Copy out the entries in full and with complete accuracy; pictures are excluded.

Stored data
--- begin ---
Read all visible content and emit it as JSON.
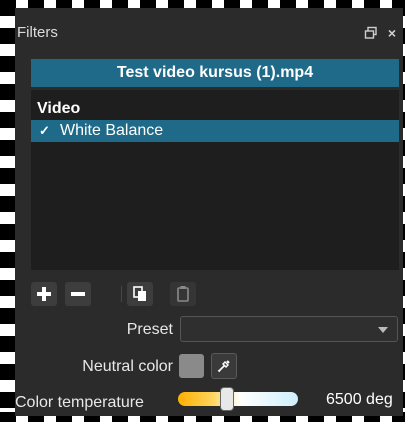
{
  "dock": {
    "title": "Filters",
    "close_glyph": "×"
  },
  "clip": {
    "name": "Test video kursus (1).mp4"
  },
  "filters": {
    "category": "Video",
    "items": [
      {
        "label": "White Balance",
        "enabled": true,
        "check_glyph": "✓"
      }
    ]
  },
  "toolbar": {
    "icons": [
      "plus-icon",
      "minus-icon",
      "copy-icon",
      "paste-icon"
    ]
  },
  "form": {
    "preset_label": "Preset",
    "preset_value": "",
    "neutral_color_label": "Neutral color",
    "neutral_color": "#8a8a8a",
    "temperature_label": "Color temperature",
    "temperature_value": "6500 deg",
    "temperature_fraction": 0.4
  },
  "colors": {
    "accent": "#1f6a88",
    "panel_bg": "#2b2b2b",
    "list_bg": "#1e1e1e"
  }
}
--- end ---
The solution:
Read all visible content and emit it as JSON.
{
  "dock": {
    "title": "Filters",
    "close_glyph": "×"
  },
  "clip": {
    "name": "Test video kursus (1).mp4"
  },
  "filters": {
    "category": "Video",
    "items": [
      {
        "label": "White Balance",
        "enabled": true,
        "check_glyph": "✓"
      }
    ]
  },
  "toolbar": {
    "icons": [
      "plus-icon",
      "minus-icon",
      "copy-icon",
      "paste-icon"
    ]
  },
  "form": {
    "preset_label": "Preset",
    "preset_value": "",
    "neutral_color_label": "Neutral color",
    "neutral_color": "#8a8a8a",
    "temperature_label": "Color temperature",
    "temperature_value": "6500 deg",
    "temperature_fraction": 0.4
  },
  "colors": {
    "accent": "#1f6a88",
    "panel_bg": "#2b2b2b",
    "list_bg": "#1e1e1e"
  }
}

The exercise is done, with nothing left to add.